Stated problem.
Write out all of the entries exactly, please.

● ● ● ● ● ● ●

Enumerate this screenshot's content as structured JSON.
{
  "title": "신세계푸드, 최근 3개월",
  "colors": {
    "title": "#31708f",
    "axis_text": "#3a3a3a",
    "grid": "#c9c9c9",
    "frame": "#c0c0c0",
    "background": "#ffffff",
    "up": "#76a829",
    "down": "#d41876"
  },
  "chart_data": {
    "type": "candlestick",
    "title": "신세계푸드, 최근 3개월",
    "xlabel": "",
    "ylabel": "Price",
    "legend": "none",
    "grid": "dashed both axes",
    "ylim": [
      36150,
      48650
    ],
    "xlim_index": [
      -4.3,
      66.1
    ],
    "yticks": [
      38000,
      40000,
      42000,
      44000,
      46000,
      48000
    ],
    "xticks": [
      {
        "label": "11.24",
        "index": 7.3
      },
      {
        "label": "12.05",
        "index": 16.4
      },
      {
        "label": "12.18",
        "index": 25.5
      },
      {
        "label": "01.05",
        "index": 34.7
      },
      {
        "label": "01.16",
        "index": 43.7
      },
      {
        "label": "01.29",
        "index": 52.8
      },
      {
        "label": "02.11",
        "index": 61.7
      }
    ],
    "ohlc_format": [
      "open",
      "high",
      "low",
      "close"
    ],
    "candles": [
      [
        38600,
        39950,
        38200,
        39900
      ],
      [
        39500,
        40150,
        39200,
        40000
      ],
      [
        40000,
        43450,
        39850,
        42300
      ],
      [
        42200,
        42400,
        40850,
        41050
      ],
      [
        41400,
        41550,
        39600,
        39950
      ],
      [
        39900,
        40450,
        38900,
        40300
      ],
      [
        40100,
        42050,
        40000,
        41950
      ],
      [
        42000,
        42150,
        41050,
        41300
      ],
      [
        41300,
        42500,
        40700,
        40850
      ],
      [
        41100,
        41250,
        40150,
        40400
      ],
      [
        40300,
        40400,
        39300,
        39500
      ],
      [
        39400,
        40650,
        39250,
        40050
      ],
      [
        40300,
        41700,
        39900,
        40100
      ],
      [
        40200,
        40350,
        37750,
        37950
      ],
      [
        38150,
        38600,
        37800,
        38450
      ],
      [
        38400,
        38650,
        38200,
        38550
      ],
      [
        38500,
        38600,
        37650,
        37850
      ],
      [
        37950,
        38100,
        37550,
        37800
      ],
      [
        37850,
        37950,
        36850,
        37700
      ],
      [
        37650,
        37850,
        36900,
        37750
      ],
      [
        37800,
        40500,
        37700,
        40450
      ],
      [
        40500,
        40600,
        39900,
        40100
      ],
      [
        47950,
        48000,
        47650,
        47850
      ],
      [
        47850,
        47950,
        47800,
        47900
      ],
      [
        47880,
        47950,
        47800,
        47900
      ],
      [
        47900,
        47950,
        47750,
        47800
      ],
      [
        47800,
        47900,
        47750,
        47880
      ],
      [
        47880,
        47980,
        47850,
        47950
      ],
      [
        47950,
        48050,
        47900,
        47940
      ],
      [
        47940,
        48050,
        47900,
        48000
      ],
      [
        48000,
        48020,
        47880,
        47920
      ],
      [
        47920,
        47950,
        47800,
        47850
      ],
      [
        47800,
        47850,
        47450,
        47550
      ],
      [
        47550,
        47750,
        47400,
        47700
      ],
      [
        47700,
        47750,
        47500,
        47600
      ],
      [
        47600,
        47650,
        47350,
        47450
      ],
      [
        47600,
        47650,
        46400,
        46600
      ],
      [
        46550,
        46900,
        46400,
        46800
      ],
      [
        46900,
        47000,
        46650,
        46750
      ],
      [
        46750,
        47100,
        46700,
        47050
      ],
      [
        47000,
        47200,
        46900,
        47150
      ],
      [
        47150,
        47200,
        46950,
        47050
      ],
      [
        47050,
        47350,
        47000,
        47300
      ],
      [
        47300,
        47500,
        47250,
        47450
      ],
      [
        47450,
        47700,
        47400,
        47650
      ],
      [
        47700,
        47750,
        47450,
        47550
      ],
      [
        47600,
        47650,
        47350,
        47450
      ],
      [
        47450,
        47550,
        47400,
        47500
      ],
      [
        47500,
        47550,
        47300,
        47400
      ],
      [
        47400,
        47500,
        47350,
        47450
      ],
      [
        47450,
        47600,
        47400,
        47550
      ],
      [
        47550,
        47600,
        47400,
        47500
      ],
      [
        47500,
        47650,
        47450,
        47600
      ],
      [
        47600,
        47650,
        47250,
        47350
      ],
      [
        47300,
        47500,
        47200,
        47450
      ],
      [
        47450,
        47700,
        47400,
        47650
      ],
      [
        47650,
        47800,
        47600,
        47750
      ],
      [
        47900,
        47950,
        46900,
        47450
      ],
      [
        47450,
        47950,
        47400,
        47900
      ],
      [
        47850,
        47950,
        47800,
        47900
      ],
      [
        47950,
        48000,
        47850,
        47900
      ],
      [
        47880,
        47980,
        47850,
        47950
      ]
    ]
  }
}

● ● ● ● ● ● ●

Finished exercise.
Enumerate this screenshot's content as structured JSON.
{
  "title": "신세계푸드, 최근 3개월",
  "colors": {
    "title": "#31708f",
    "axis_text": "#3a3a3a",
    "grid": "#c9c9c9",
    "frame": "#c0c0c0",
    "background": "#ffffff",
    "up": "#76a829",
    "down": "#d41876"
  },
  "chart_data": {
    "type": "candlestick",
    "title": "신세계푸드, 최근 3개월",
    "xlabel": "",
    "ylabel": "Price",
    "legend": "none",
    "grid": "dashed both axes",
    "ylim": [
      36150,
      48650
    ],
    "xlim_index": [
      -4.3,
      66.1
    ],
    "yticks": [
      38000,
      40000,
      42000,
      44000,
      46000,
      48000
    ],
    "xticks": [
      {
        "label": "11.24",
        "index": 7.3
      },
      {
        "label": "12.05",
        "index": 16.4
      },
      {
        "label": "12.18",
        "index": 25.5
      },
      {
        "label": "01.05",
        "index": 34.7
      },
      {
        "label": "01.16",
        "index": 43.7
      },
      {
        "label": "01.29",
        "index": 52.8
      },
      {
        "label": "02.11",
        "index": 61.7
      }
    ],
    "ohlc_format": [
      "open",
      "high",
      "low",
      "close"
    ],
    "candles": [
      [
        38600,
        39950,
        38200,
        39900
      ],
      [
        39500,
        40150,
        39200,
        40000
      ],
      [
        40000,
        43450,
        39850,
        42300
      ],
      [
        42200,
        42400,
        40850,
        41050
      ],
      [
        41400,
        41550,
        39600,
        39950
      ],
      [
        39900,
        40450,
        38900,
        40300
      ],
      [
        40100,
        42050,
        40000,
        41950
      ],
      [
        42000,
        42150,
        41050,
        41300
      ],
      [
        41300,
        42500,
        40700,
        40850
      ],
      [
        41100,
        41250,
        40150,
        40400
      ],
      [
        40300,
        40400,
        39300,
        39500
      ],
      [
        39400,
        40650,
        39250,
        40050
      ],
      [
        40300,
        41700,
        39900,
        40100
      ],
      [
        40200,
        40350,
        37750,
        37950
      ],
      [
        38150,
        38600,
        37800,
        38450
      ],
      [
        38400,
        38650,
        38200,
        38550
      ],
      [
        38500,
        38600,
        37650,
        37850
      ],
      [
        37950,
        38100,
        37550,
        37800
      ],
      [
        37850,
        37950,
        36850,
        37700
      ],
      [
        37650,
        37850,
        36900,
        37750
      ],
      [
        37800,
        40500,
        37700,
        40450
      ],
      [
        40500,
        40600,
        39900,
        40100
      ],
      [
        47950,
        48000,
        47650,
        47850
      ],
      [
        47850,
        47950,
        47800,
        47900
      ],
      [
        47880,
        47950,
        47800,
        47900
      ],
      [
        47900,
        47950,
        47750,
        47800
      ],
      [
        47800,
        47900,
        47750,
        47880
      ],
      [
        47880,
        47980,
        47850,
        47950
      ],
      [
        47950,
        48050,
        47900,
        47940
      ],
      [
        47940,
        48050,
        47900,
        48000
      ],
      [
        48000,
        48020,
        47880,
        47920
      ],
      [
        47920,
        47950,
        47800,
        47850
      ],
      [
        47800,
        47850,
        47450,
        47550
      ],
      [
        47550,
        47750,
        47400,
        47700
      ],
      [
        47700,
        47750,
        47500,
        47600
      ],
      [
        47600,
        47650,
        47350,
        47450
      ],
      [
        47600,
        47650,
        46400,
        46600
      ],
      [
        46550,
        46900,
        46400,
        46800
      ],
      [
        46900,
        47000,
        46650,
        46750
      ],
      [
        46750,
        47100,
        46700,
        47050
      ],
      [
        47000,
        47200,
        46900,
        47150
      ],
      [
        47150,
        47200,
        46950,
        47050
      ],
      [
        47050,
        47350,
        47000,
        47300
      ],
      [
        47300,
        47500,
        47250,
        47450
      ],
      [
        47450,
        47700,
        47400,
        47650
      ],
      [
        47700,
        47750,
        47450,
        47550
      ],
      [
        47600,
        47650,
        47350,
        47450
      ],
      [
        47450,
        47550,
        47400,
        47500
      ],
      [
        47500,
        47550,
        47300,
        47400
      ],
      [
        47400,
        47500,
        47350,
        47450
      ],
      [
        47450,
        47600,
        47400,
        47550
      ],
      [
        47550,
        47600,
        47400,
        47500
      ],
      [
        47500,
        47650,
        47450,
        47600
      ],
      [
        47600,
        47650,
        47250,
        47350
      ],
      [
        47300,
        47500,
        47200,
        47450
      ],
      [
        47450,
        47700,
        47400,
        47650
      ],
      [
        47650,
        47800,
        47600,
        47750
      ],
      [
        47900,
        47950,
        46900,
        47450
      ],
      [
        47450,
        47950,
        47400,
        47900
      ],
      [
        47850,
        47950,
        47800,
        47900
      ],
      [
        47950,
        48000,
        47850,
        47900
      ],
      [
        47880,
        47980,
        47850,
        47950
      ]
    ]
  }
}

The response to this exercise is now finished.